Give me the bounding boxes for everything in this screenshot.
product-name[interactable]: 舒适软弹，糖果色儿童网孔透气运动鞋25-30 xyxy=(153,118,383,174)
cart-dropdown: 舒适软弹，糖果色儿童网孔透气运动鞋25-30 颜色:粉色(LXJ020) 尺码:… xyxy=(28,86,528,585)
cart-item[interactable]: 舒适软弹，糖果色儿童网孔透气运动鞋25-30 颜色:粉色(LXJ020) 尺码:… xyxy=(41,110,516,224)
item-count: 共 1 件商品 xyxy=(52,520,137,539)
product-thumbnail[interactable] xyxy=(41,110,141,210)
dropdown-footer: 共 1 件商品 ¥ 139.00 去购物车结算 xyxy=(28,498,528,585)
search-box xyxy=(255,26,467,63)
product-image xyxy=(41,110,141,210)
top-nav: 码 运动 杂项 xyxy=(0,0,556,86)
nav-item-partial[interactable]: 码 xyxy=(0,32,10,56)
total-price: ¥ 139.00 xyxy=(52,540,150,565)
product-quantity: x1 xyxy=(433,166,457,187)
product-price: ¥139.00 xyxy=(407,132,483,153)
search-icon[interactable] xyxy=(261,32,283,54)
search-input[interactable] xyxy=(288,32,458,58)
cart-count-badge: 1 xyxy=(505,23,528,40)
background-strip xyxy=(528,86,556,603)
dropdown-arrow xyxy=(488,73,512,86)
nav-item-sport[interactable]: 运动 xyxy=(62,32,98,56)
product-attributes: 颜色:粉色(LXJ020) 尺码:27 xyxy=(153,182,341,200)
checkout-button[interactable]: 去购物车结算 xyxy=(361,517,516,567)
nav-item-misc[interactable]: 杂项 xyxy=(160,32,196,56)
________________________________________
Please copy every one of these rows word for word.

Give me the bounding boxes for everything in this screenshot.
product-name[interactable]: 舒适软弹，糖果色儿童网孔透气运动鞋25-30 xyxy=(153,118,383,174)
cart-dropdown: 舒适软弹，糖果色儿童网孔透气运动鞋25-30 颜色:粉色(LXJ020) 尺码:… xyxy=(28,86,528,585)
cart-item[interactable]: 舒适软弹，糖果色儿童网孔透气运动鞋25-30 颜色:粉色(LXJ020) 尺码:… xyxy=(41,110,516,224)
item-count: 共 1 件商品 xyxy=(52,520,137,539)
product-thumbnail[interactable] xyxy=(41,110,141,210)
dropdown-footer: 共 1 件商品 ¥ 139.00 去购物车结算 xyxy=(28,498,528,585)
search-box xyxy=(255,26,467,63)
product-image xyxy=(41,110,141,210)
top-nav: 码 运动 杂项 xyxy=(0,0,556,86)
nav-item-partial[interactable]: 码 xyxy=(0,32,10,56)
total-price: ¥ 139.00 xyxy=(52,540,150,565)
product-quantity: x1 xyxy=(433,166,457,187)
product-price: ¥139.00 xyxy=(407,132,483,153)
search-icon[interactable] xyxy=(261,32,283,54)
search-input[interactable] xyxy=(288,32,458,58)
cart-count-badge: 1 xyxy=(505,23,528,40)
background-strip xyxy=(528,86,556,603)
dropdown-arrow xyxy=(488,73,512,86)
nav-item-sport[interactable]: 运动 xyxy=(62,32,98,56)
product-attributes: 颜色:粉色(LXJ020) 尺码:27 xyxy=(153,182,341,200)
checkout-button[interactable]: 去购物车结算 xyxy=(361,517,516,567)
nav-item-misc[interactable]: 杂项 xyxy=(160,32,196,56)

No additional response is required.